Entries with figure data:
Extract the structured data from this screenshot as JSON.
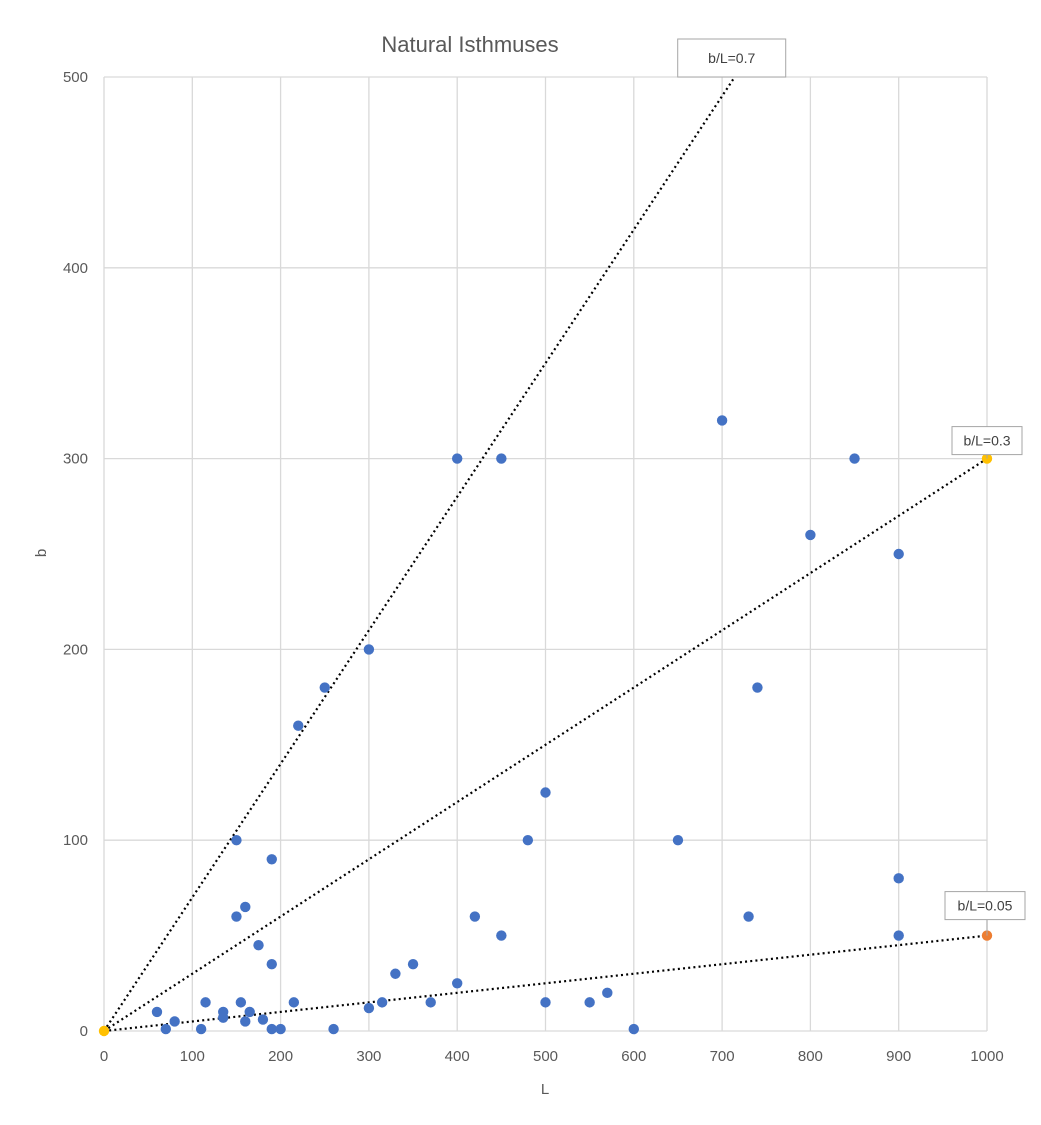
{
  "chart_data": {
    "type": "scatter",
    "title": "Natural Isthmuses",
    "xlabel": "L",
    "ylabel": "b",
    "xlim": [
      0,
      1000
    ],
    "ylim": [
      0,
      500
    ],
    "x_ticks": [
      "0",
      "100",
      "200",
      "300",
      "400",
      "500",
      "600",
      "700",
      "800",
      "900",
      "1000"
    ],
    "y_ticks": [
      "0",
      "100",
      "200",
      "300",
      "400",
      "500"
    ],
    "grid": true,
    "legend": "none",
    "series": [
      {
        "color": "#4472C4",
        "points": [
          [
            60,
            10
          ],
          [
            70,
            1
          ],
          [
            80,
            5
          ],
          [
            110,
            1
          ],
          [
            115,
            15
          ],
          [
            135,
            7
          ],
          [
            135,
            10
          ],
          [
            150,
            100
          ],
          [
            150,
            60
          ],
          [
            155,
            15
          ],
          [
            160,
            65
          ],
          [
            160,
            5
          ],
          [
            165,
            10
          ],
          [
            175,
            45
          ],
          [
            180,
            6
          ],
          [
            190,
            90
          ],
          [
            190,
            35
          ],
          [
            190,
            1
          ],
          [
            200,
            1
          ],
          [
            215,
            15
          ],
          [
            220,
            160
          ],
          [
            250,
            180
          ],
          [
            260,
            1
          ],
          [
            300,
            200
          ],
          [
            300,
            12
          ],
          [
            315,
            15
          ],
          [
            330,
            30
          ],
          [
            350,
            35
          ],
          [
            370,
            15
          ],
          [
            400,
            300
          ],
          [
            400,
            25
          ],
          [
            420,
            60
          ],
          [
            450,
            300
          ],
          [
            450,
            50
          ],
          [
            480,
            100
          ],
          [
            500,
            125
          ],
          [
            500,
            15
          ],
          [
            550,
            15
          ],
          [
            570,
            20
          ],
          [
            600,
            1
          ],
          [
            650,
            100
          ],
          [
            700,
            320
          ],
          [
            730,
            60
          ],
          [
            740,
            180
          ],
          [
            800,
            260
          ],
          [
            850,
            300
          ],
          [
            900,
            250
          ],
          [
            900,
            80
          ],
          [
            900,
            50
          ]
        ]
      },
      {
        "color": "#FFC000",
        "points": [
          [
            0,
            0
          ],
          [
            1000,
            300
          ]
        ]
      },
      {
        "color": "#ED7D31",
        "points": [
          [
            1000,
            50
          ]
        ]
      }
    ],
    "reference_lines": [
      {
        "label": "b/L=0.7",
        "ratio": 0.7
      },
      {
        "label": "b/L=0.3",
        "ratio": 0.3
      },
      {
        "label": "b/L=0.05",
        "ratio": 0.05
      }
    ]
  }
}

- WHAT IS ASKED:
Write out the entries again, exactly as given, skipping any images.

- TASK SOLUTION:
Extract the structured data from this screenshot as JSON.
{
  "chart_data": {
    "type": "scatter",
    "title": "Natural Isthmuses",
    "xlabel": "L",
    "ylabel": "b",
    "xlim": [
      0,
      1000
    ],
    "ylim": [
      0,
      500
    ],
    "x_ticks": [
      "0",
      "100",
      "200",
      "300",
      "400",
      "500",
      "600",
      "700",
      "800",
      "900",
      "1000"
    ],
    "y_ticks": [
      "0",
      "100",
      "200",
      "300",
      "400",
      "500"
    ],
    "grid": true,
    "legend": "none",
    "series": [
      {
        "color": "#4472C4",
        "points": [
          [
            60,
            10
          ],
          [
            70,
            1
          ],
          [
            80,
            5
          ],
          [
            110,
            1
          ],
          [
            115,
            15
          ],
          [
            135,
            7
          ],
          [
            135,
            10
          ],
          [
            150,
            100
          ],
          [
            150,
            60
          ],
          [
            155,
            15
          ],
          [
            160,
            65
          ],
          [
            160,
            5
          ],
          [
            165,
            10
          ],
          [
            175,
            45
          ],
          [
            180,
            6
          ],
          [
            190,
            90
          ],
          [
            190,
            35
          ],
          [
            190,
            1
          ],
          [
            200,
            1
          ],
          [
            215,
            15
          ],
          [
            220,
            160
          ],
          [
            250,
            180
          ],
          [
            260,
            1
          ],
          [
            300,
            200
          ],
          [
            300,
            12
          ],
          [
            315,
            15
          ],
          [
            330,
            30
          ],
          [
            350,
            35
          ],
          [
            370,
            15
          ],
          [
            400,
            300
          ],
          [
            400,
            25
          ],
          [
            420,
            60
          ],
          [
            450,
            300
          ],
          [
            450,
            50
          ],
          [
            480,
            100
          ],
          [
            500,
            125
          ],
          [
            500,
            15
          ],
          [
            550,
            15
          ],
          [
            570,
            20
          ],
          [
            600,
            1
          ],
          [
            650,
            100
          ],
          [
            700,
            320
          ],
          [
            730,
            60
          ],
          [
            740,
            180
          ],
          [
            800,
            260
          ],
          [
            850,
            300
          ],
          [
            900,
            250
          ],
          [
            900,
            80
          ],
          [
            900,
            50
          ]
        ]
      },
      {
        "color": "#FFC000",
        "points": [
          [
            0,
            0
          ],
          [
            1000,
            300
          ]
        ]
      },
      {
        "color": "#ED7D31",
        "points": [
          [
            1000,
            50
          ]
        ]
      }
    ],
    "reference_lines": [
      {
        "label": "b/L=0.7",
        "ratio": 0.7
      },
      {
        "label": "b/L=0.3",
        "ratio": 0.3
      },
      {
        "label": "b/L=0.05",
        "ratio": 0.05
      }
    ]
  }
}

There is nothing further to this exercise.